## PROBLEM REQUIREMENTS
Exactly repeat all the records below, omitting the images they hold.

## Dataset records
========================================================================

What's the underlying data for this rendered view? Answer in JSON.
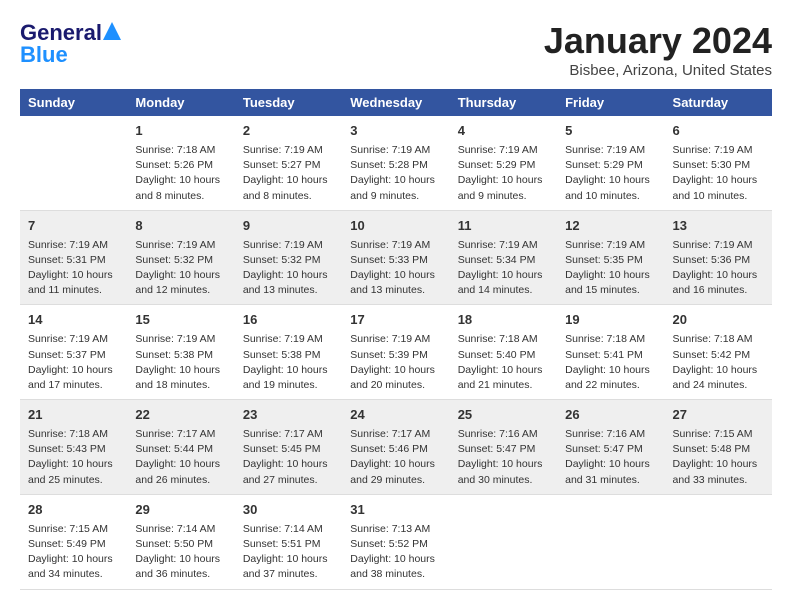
{
  "header": {
    "logo_general": "General",
    "logo_blue": "Blue",
    "title": "January 2024",
    "location": "Bisbee, Arizona, United States"
  },
  "columns": [
    "Sunday",
    "Monday",
    "Tuesday",
    "Wednesday",
    "Thursday",
    "Friday",
    "Saturday"
  ],
  "weeks": [
    [
      {
        "day": "",
        "info": ""
      },
      {
        "day": "1",
        "info": "Sunrise: 7:18 AM\nSunset: 5:26 PM\nDaylight: 10 hours\nand 8 minutes."
      },
      {
        "day": "2",
        "info": "Sunrise: 7:19 AM\nSunset: 5:27 PM\nDaylight: 10 hours\nand 8 minutes."
      },
      {
        "day": "3",
        "info": "Sunrise: 7:19 AM\nSunset: 5:28 PM\nDaylight: 10 hours\nand 9 minutes."
      },
      {
        "day": "4",
        "info": "Sunrise: 7:19 AM\nSunset: 5:29 PM\nDaylight: 10 hours\nand 9 minutes."
      },
      {
        "day": "5",
        "info": "Sunrise: 7:19 AM\nSunset: 5:29 PM\nDaylight: 10 hours\nand 10 minutes."
      },
      {
        "day": "6",
        "info": "Sunrise: 7:19 AM\nSunset: 5:30 PM\nDaylight: 10 hours\nand 10 minutes."
      }
    ],
    [
      {
        "day": "7",
        "info": "Sunrise: 7:19 AM\nSunset: 5:31 PM\nDaylight: 10 hours\nand 11 minutes."
      },
      {
        "day": "8",
        "info": "Sunrise: 7:19 AM\nSunset: 5:32 PM\nDaylight: 10 hours\nand 12 minutes."
      },
      {
        "day": "9",
        "info": "Sunrise: 7:19 AM\nSunset: 5:32 PM\nDaylight: 10 hours\nand 13 minutes."
      },
      {
        "day": "10",
        "info": "Sunrise: 7:19 AM\nSunset: 5:33 PM\nDaylight: 10 hours\nand 13 minutes."
      },
      {
        "day": "11",
        "info": "Sunrise: 7:19 AM\nSunset: 5:34 PM\nDaylight: 10 hours\nand 14 minutes."
      },
      {
        "day": "12",
        "info": "Sunrise: 7:19 AM\nSunset: 5:35 PM\nDaylight: 10 hours\nand 15 minutes."
      },
      {
        "day": "13",
        "info": "Sunrise: 7:19 AM\nSunset: 5:36 PM\nDaylight: 10 hours\nand 16 minutes."
      }
    ],
    [
      {
        "day": "14",
        "info": "Sunrise: 7:19 AM\nSunset: 5:37 PM\nDaylight: 10 hours\nand 17 minutes."
      },
      {
        "day": "15",
        "info": "Sunrise: 7:19 AM\nSunset: 5:38 PM\nDaylight: 10 hours\nand 18 minutes."
      },
      {
        "day": "16",
        "info": "Sunrise: 7:19 AM\nSunset: 5:38 PM\nDaylight: 10 hours\nand 19 minutes."
      },
      {
        "day": "17",
        "info": "Sunrise: 7:19 AM\nSunset: 5:39 PM\nDaylight: 10 hours\nand 20 minutes."
      },
      {
        "day": "18",
        "info": "Sunrise: 7:18 AM\nSunset: 5:40 PM\nDaylight: 10 hours\nand 21 minutes."
      },
      {
        "day": "19",
        "info": "Sunrise: 7:18 AM\nSunset: 5:41 PM\nDaylight: 10 hours\nand 22 minutes."
      },
      {
        "day": "20",
        "info": "Sunrise: 7:18 AM\nSunset: 5:42 PM\nDaylight: 10 hours\nand 24 minutes."
      }
    ],
    [
      {
        "day": "21",
        "info": "Sunrise: 7:18 AM\nSunset: 5:43 PM\nDaylight: 10 hours\nand 25 minutes."
      },
      {
        "day": "22",
        "info": "Sunrise: 7:17 AM\nSunset: 5:44 PM\nDaylight: 10 hours\nand 26 minutes."
      },
      {
        "day": "23",
        "info": "Sunrise: 7:17 AM\nSunset: 5:45 PM\nDaylight: 10 hours\nand 27 minutes."
      },
      {
        "day": "24",
        "info": "Sunrise: 7:17 AM\nSunset: 5:46 PM\nDaylight: 10 hours\nand 29 minutes."
      },
      {
        "day": "25",
        "info": "Sunrise: 7:16 AM\nSunset: 5:47 PM\nDaylight: 10 hours\nand 30 minutes."
      },
      {
        "day": "26",
        "info": "Sunrise: 7:16 AM\nSunset: 5:47 PM\nDaylight: 10 hours\nand 31 minutes."
      },
      {
        "day": "27",
        "info": "Sunrise: 7:15 AM\nSunset: 5:48 PM\nDaylight: 10 hours\nand 33 minutes."
      }
    ],
    [
      {
        "day": "28",
        "info": "Sunrise: 7:15 AM\nSunset: 5:49 PM\nDaylight: 10 hours\nand 34 minutes."
      },
      {
        "day": "29",
        "info": "Sunrise: 7:14 AM\nSunset: 5:50 PM\nDaylight: 10 hours\nand 36 minutes."
      },
      {
        "day": "30",
        "info": "Sunrise: 7:14 AM\nSunset: 5:51 PM\nDaylight: 10 hours\nand 37 minutes."
      },
      {
        "day": "31",
        "info": "Sunrise: 7:13 AM\nSunset: 5:52 PM\nDaylight: 10 hours\nand 38 minutes."
      },
      {
        "day": "",
        "info": ""
      },
      {
        "day": "",
        "info": ""
      },
      {
        "day": "",
        "info": ""
      }
    ]
  ]
}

========================================================================

## IN RESPONSE
What's the underlying data for this rendered view? Answer in JSON.
{
  "header": {
    "logo_general": "General",
    "logo_blue": "Blue",
    "title": "January 2024",
    "location": "Bisbee, Arizona, United States"
  },
  "columns": [
    "Sunday",
    "Monday",
    "Tuesday",
    "Wednesday",
    "Thursday",
    "Friday",
    "Saturday"
  ],
  "weeks": [
    [
      {
        "day": "",
        "info": ""
      },
      {
        "day": "1",
        "info": "Sunrise: 7:18 AM\nSunset: 5:26 PM\nDaylight: 10 hours\nand 8 minutes."
      },
      {
        "day": "2",
        "info": "Sunrise: 7:19 AM\nSunset: 5:27 PM\nDaylight: 10 hours\nand 8 minutes."
      },
      {
        "day": "3",
        "info": "Sunrise: 7:19 AM\nSunset: 5:28 PM\nDaylight: 10 hours\nand 9 minutes."
      },
      {
        "day": "4",
        "info": "Sunrise: 7:19 AM\nSunset: 5:29 PM\nDaylight: 10 hours\nand 9 minutes."
      },
      {
        "day": "5",
        "info": "Sunrise: 7:19 AM\nSunset: 5:29 PM\nDaylight: 10 hours\nand 10 minutes."
      },
      {
        "day": "6",
        "info": "Sunrise: 7:19 AM\nSunset: 5:30 PM\nDaylight: 10 hours\nand 10 minutes."
      }
    ],
    [
      {
        "day": "7",
        "info": "Sunrise: 7:19 AM\nSunset: 5:31 PM\nDaylight: 10 hours\nand 11 minutes."
      },
      {
        "day": "8",
        "info": "Sunrise: 7:19 AM\nSunset: 5:32 PM\nDaylight: 10 hours\nand 12 minutes."
      },
      {
        "day": "9",
        "info": "Sunrise: 7:19 AM\nSunset: 5:32 PM\nDaylight: 10 hours\nand 13 minutes."
      },
      {
        "day": "10",
        "info": "Sunrise: 7:19 AM\nSunset: 5:33 PM\nDaylight: 10 hours\nand 13 minutes."
      },
      {
        "day": "11",
        "info": "Sunrise: 7:19 AM\nSunset: 5:34 PM\nDaylight: 10 hours\nand 14 minutes."
      },
      {
        "day": "12",
        "info": "Sunrise: 7:19 AM\nSunset: 5:35 PM\nDaylight: 10 hours\nand 15 minutes."
      },
      {
        "day": "13",
        "info": "Sunrise: 7:19 AM\nSunset: 5:36 PM\nDaylight: 10 hours\nand 16 minutes."
      }
    ],
    [
      {
        "day": "14",
        "info": "Sunrise: 7:19 AM\nSunset: 5:37 PM\nDaylight: 10 hours\nand 17 minutes."
      },
      {
        "day": "15",
        "info": "Sunrise: 7:19 AM\nSunset: 5:38 PM\nDaylight: 10 hours\nand 18 minutes."
      },
      {
        "day": "16",
        "info": "Sunrise: 7:19 AM\nSunset: 5:38 PM\nDaylight: 10 hours\nand 19 minutes."
      },
      {
        "day": "17",
        "info": "Sunrise: 7:19 AM\nSunset: 5:39 PM\nDaylight: 10 hours\nand 20 minutes."
      },
      {
        "day": "18",
        "info": "Sunrise: 7:18 AM\nSunset: 5:40 PM\nDaylight: 10 hours\nand 21 minutes."
      },
      {
        "day": "19",
        "info": "Sunrise: 7:18 AM\nSunset: 5:41 PM\nDaylight: 10 hours\nand 22 minutes."
      },
      {
        "day": "20",
        "info": "Sunrise: 7:18 AM\nSunset: 5:42 PM\nDaylight: 10 hours\nand 24 minutes."
      }
    ],
    [
      {
        "day": "21",
        "info": "Sunrise: 7:18 AM\nSunset: 5:43 PM\nDaylight: 10 hours\nand 25 minutes."
      },
      {
        "day": "22",
        "info": "Sunrise: 7:17 AM\nSunset: 5:44 PM\nDaylight: 10 hours\nand 26 minutes."
      },
      {
        "day": "23",
        "info": "Sunrise: 7:17 AM\nSunset: 5:45 PM\nDaylight: 10 hours\nand 27 minutes."
      },
      {
        "day": "24",
        "info": "Sunrise: 7:17 AM\nSunset: 5:46 PM\nDaylight: 10 hours\nand 29 minutes."
      },
      {
        "day": "25",
        "info": "Sunrise: 7:16 AM\nSunset: 5:47 PM\nDaylight: 10 hours\nand 30 minutes."
      },
      {
        "day": "26",
        "info": "Sunrise: 7:16 AM\nSunset: 5:47 PM\nDaylight: 10 hours\nand 31 minutes."
      },
      {
        "day": "27",
        "info": "Sunrise: 7:15 AM\nSunset: 5:48 PM\nDaylight: 10 hours\nand 33 minutes."
      }
    ],
    [
      {
        "day": "28",
        "info": "Sunrise: 7:15 AM\nSunset: 5:49 PM\nDaylight: 10 hours\nand 34 minutes."
      },
      {
        "day": "29",
        "info": "Sunrise: 7:14 AM\nSunset: 5:50 PM\nDaylight: 10 hours\nand 36 minutes."
      },
      {
        "day": "30",
        "info": "Sunrise: 7:14 AM\nSunset: 5:51 PM\nDaylight: 10 hours\nand 37 minutes."
      },
      {
        "day": "31",
        "info": "Sunrise: 7:13 AM\nSunset: 5:52 PM\nDaylight: 10 hours\nand 38 minutes."
      },
      {
        "day": "",
        "info": ""
      },
      {
        "day": "",
        "info": ""
      },
      {
        "day": "",
        "info": ""
      }
    ]
  ]
}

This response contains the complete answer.